» **Tâches à réaliser**
**1.** Citez fidèlement, dans la critique du roman Deux filles, le passage qui s'ouvre sur les mots contenant « Dès les premières » et se termine par « troubler notre homme. ».
**2.** Reproduisez sans aucun changement les lignes de la liste, du début jusqu'à la ligne contenant « x-tick-label: Slowakei: [360, 473, 398, 511] », celle-ci incluse.

» **Texte fourni**
- - -
Deux filles Michel Layaz

Coup de cœur

Michel Layaz aime varier les registres, faire danser les mots, le style, le rythme. Il passe avec aisance de ville à campagne, de l’émotion à l’analyse, du monde cultivé à l’éloge de la nature. Son dernier roman, Deux filles, joue le jeu du double sens, et cache dans son titre le drame qui sourd dès les premiers chapitres.

Il faut pourtant s’habituer à la foulée de l’auteur. Parfois saccadé, parfois naturaliste, parfois lyrique, son style est riche, et par instants déroutant. Mais il sait dire les sentiments, l’humanité de ses personnages. Et il nous tient en haleine avec un secret qui ne nous sera révélé que très tard, aux effets dévastateurs.

Dès les premières pages, nous nous glissons dans l’esprit du narrateur, homme dans la cinquantaine, parisien depuis longtemps, mais ayant vécu sa jeunesse à Lausanne. Heureux de ses retrouvailles avec sa fille, partie pour un long voyage en Chine dont elle revient en ayant quitté son amoureux, mais radieuse, car elle s’est prise de passion pour une jolie jeune femme, Sélène, aux doigts palmés, qui ne laisse pas de troubler notre homme.
- - -
» **Entrées**
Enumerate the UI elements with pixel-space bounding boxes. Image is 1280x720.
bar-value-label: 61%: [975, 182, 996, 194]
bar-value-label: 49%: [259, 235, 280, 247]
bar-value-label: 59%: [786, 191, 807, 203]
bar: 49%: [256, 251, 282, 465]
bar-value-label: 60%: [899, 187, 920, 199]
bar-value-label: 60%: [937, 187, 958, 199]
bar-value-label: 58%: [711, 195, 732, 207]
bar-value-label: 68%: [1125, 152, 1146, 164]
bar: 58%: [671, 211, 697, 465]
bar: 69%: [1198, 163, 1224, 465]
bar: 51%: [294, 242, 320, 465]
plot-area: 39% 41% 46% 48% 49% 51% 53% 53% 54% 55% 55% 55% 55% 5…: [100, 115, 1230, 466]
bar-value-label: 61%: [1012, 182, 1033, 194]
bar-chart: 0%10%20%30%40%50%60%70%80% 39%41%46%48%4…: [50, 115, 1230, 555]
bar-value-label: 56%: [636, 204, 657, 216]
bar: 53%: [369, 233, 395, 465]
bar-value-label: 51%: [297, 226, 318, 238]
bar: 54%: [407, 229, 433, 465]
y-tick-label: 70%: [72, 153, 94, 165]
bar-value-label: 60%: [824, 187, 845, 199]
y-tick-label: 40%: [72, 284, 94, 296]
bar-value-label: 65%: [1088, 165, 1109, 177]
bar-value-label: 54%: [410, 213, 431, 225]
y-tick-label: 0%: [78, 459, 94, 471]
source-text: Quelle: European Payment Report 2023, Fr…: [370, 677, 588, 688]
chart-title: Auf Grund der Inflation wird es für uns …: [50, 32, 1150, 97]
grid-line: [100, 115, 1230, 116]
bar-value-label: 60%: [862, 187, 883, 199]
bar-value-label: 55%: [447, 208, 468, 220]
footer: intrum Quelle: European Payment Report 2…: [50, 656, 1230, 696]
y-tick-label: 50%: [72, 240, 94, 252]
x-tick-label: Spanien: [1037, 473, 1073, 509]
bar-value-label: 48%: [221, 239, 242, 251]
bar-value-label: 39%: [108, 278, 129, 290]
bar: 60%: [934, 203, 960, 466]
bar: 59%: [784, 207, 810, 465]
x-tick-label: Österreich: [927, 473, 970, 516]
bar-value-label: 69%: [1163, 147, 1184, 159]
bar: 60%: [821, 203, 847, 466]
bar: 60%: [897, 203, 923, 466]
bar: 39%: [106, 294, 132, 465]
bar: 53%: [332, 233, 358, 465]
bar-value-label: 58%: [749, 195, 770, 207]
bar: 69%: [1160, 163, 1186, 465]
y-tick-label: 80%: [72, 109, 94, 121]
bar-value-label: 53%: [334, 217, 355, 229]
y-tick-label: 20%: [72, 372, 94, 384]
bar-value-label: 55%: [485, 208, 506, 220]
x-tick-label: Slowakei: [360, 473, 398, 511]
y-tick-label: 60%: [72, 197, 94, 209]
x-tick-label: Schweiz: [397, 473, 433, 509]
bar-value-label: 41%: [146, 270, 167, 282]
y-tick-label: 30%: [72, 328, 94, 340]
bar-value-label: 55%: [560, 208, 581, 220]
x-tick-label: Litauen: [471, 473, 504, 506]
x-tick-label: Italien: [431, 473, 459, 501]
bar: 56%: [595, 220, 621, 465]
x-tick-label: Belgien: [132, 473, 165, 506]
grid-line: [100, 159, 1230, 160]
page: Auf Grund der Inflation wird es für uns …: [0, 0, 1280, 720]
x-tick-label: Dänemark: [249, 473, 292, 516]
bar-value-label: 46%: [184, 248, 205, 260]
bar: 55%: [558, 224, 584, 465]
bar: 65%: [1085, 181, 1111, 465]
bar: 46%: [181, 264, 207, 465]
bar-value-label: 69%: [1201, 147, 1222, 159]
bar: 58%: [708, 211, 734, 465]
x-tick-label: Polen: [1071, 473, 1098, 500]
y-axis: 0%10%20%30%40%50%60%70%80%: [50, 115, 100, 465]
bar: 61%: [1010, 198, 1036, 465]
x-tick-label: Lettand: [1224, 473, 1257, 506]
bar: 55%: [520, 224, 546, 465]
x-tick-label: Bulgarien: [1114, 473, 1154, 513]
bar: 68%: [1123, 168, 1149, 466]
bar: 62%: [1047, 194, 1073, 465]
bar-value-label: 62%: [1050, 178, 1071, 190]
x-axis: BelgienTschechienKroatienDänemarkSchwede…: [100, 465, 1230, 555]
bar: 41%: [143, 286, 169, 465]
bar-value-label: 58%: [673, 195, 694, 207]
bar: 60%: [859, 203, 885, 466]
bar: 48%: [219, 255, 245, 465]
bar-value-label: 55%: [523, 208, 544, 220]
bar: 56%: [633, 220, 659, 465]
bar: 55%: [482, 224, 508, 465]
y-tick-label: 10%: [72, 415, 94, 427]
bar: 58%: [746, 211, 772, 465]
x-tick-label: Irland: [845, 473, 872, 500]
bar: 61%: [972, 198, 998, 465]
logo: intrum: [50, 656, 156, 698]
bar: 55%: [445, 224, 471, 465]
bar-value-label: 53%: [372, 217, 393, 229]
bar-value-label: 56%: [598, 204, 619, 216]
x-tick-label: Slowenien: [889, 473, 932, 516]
- - -
» **Résultats des tâches**
**1.**
Dès les premières pages, nous nous glissons dans l’esprit du narrateur, homme dans la cinquantaine, parisien depuis longtemps, mais ayant vécu sa jeunesse à Lausanne. Heureux de ses retrouvailles avec sa fille, partie pour un long voyage en Chine dont elle revient en ayant quitté son amoureux, mais radieuse, car elle s’est prise de passion pour une jolie jeune femme, Sélène, aux doigts palmés, qui ne laisse pas de troubler notre homme.

**2.**
Enumerate the UI elements with pixel-space bounding boxes. Image is 1280x720.
bar-value-label: 61%: [975, 182, 996, 194]
bar-value-label: 49%: [259, 235, 280, 247]
bar-value-label: 59%: [786, 191, 807, 203]
bar: 49%: [256, 251, 282, 465]
bar-value-label: 60%: [899, 187, 920, 199]
bar-value-label: 60%: [937, 187, 958, 199]
bar-value-label: 58%: [711, 195, 732, 207]
bar-value-label: 68%: [1125, 152, 1146, 164]
bar: 58%: [671, 211, 697, 465]
bar: 69%: [1198, 163, 1224, 465]
bar: 51%: [294, 242, 320, 465]
plot-area: 39% 41% 46% 48% 49% 51% 53% 53% 54% 55% 55% 55% 55% 5…: [100, 115, 1230, 466]
bar-value-label: 61%: [1012, 182, 1033, 194]
bar-chart: 0%10%20%30%40%50%60%70%80% 39%41%46%48%4…: [50, 115, 1230, 555]
bar-value-label: 56%: [636, 204, 657, 216]
bar: 53%: [369, 233, 395, 465]
bar-value-label: 51%: [297, 226, 318, 238]
bar: 54%: [407, 229, 433, 465]
y-tick-label: 70%: [72, 153, 94, 165]
bar-value-label: 60%: [824, 187, 845, 199]
y-tick-label: 40%: [72, 284, 94, 296]
bar-value-label: 65%: [1088, 165, 1109, 177]
bar-value-label: 54%: [410, 213, 431, 225]
y-tick-label: 0%: [78, 459, 94, 471]
source-text: Quelle: European Payment Report 2023, Fr…: [370, 677, 588, 688]
chart-title: Auf Grund der Inflation wird es für uns …: [50, 32, 1150, 97]
grid-line: [100, 115, 1230, 116]
bar-value-label: 60%: [862, 187, 883, 199]
bar-value-label: 55%: [447, 208, 468, 220]
footer: intrum Quelle: European Payment Report 2…: [50, 656, 1230, 696]
y-tick-label: 50%: [72, 240, 94, 252]
x-tick-label: Spanien: [1037, 473, 1073, 509]
bar-value-label: 48%: [221, 239, 242, 251]
bar-value-label: 39%: [108, 278, 129, 290]
bar: 60%: [934, 203, 960, 466]
bar: 59%: [784, 207, 810, 465]
x-tick-label: Österreich: [927, 473, 970, 516]
bar-value-label: 69%: [1163, 147, 1184, 159]
bar: 60%: [821, 203, 847, 466]
bar: 60%: [897, 203, 923, 466]
bar: 39%: [106, 294, 132, 465]
bar: 53%: [332, 233, 358, 465]
bar-value-label: 58%: [749, 195, 770, 207]
bar: 69%: [1160, 163, 1186, 465]
y-tick-label: 80%: [72, 109, 94, 121]
bar-value-label: 53%: [334, 217, 355, 229]
y-tick-label: 20%: [72, 372, 94, 384]
bar-value-label: 55%: [485, 208, 506, 220]
x-tick-label: Slowakei: [360, 473, 398, 511]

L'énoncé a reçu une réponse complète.